Using the listing beneath this task, count the lines with the word "text" and write only the result.

### DATA SUPPLIED ###

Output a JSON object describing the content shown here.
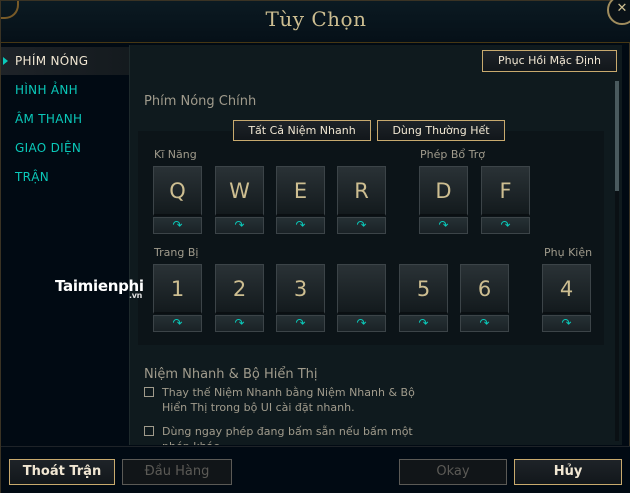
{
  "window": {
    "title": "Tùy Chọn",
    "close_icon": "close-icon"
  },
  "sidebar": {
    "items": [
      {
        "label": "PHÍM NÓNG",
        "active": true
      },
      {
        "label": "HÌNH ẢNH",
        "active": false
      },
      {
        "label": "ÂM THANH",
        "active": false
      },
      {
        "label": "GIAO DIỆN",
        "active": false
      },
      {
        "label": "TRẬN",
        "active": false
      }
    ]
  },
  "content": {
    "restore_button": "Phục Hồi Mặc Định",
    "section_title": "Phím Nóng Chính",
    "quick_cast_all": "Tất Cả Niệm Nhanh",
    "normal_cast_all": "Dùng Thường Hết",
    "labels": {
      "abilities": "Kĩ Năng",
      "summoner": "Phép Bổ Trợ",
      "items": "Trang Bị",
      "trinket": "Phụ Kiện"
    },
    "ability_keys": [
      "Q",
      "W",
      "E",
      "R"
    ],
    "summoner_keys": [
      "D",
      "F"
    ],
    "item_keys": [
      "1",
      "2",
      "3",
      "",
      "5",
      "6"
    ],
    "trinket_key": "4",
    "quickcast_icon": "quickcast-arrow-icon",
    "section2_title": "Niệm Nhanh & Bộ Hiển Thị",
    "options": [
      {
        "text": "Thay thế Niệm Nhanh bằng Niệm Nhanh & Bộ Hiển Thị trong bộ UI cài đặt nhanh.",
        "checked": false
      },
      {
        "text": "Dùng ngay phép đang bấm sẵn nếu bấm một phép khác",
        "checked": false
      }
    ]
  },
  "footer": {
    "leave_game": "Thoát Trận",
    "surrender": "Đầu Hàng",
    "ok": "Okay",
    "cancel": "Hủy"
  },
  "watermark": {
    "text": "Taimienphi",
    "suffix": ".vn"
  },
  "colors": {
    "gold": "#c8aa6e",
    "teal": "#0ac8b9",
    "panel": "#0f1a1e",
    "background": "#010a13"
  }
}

###
### DATA SUPPLIED ###

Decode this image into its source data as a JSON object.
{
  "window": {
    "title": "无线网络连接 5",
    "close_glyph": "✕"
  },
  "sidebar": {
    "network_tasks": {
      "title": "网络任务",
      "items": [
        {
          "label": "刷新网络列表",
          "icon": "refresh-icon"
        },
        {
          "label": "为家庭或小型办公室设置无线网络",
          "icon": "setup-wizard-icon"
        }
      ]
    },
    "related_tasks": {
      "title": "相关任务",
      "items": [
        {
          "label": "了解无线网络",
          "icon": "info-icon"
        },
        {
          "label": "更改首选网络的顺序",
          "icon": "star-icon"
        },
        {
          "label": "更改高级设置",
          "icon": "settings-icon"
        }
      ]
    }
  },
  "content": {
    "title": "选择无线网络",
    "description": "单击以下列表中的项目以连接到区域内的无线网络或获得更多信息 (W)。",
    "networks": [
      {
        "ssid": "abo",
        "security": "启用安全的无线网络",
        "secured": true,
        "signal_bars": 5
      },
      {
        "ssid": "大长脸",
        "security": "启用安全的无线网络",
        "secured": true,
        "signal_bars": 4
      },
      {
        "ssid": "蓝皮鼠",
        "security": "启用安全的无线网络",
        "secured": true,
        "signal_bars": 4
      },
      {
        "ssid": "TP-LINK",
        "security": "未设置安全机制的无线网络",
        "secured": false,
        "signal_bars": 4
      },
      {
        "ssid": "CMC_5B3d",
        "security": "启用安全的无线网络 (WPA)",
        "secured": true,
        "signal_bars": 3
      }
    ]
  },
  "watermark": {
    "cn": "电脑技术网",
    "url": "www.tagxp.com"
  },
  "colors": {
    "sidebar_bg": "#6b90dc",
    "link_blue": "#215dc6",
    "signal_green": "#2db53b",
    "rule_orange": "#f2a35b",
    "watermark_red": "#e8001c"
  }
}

###
### DATA SUPPLIED ###

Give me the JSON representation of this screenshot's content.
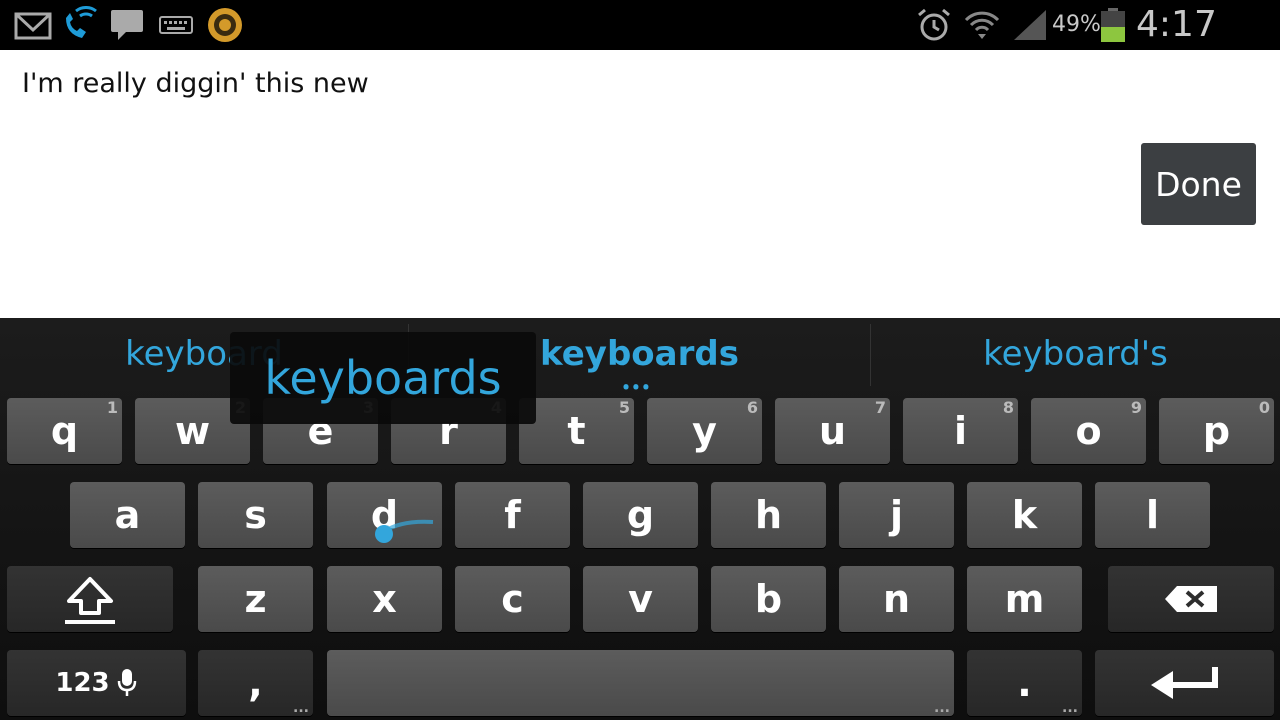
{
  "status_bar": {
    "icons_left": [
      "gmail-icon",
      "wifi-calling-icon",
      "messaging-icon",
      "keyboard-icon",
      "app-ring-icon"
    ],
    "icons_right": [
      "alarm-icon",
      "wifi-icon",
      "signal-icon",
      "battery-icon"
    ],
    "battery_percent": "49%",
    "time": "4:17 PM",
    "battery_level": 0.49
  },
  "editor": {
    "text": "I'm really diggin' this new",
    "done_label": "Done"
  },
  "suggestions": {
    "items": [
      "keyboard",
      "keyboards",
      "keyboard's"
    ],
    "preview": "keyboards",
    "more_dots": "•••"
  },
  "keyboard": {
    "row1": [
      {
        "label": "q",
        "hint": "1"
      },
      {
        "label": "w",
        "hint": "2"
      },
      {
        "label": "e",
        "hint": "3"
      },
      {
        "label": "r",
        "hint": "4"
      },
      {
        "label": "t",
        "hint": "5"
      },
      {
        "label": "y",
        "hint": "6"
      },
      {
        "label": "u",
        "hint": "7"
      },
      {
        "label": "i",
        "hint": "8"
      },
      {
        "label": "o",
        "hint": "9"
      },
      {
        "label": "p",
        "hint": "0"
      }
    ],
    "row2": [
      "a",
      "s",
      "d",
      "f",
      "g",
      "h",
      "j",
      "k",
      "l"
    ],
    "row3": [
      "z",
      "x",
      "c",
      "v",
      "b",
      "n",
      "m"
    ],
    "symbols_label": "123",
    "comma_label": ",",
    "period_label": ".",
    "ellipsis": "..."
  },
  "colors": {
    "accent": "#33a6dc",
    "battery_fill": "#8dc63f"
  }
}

###

— SOLVED PROBLEM —
4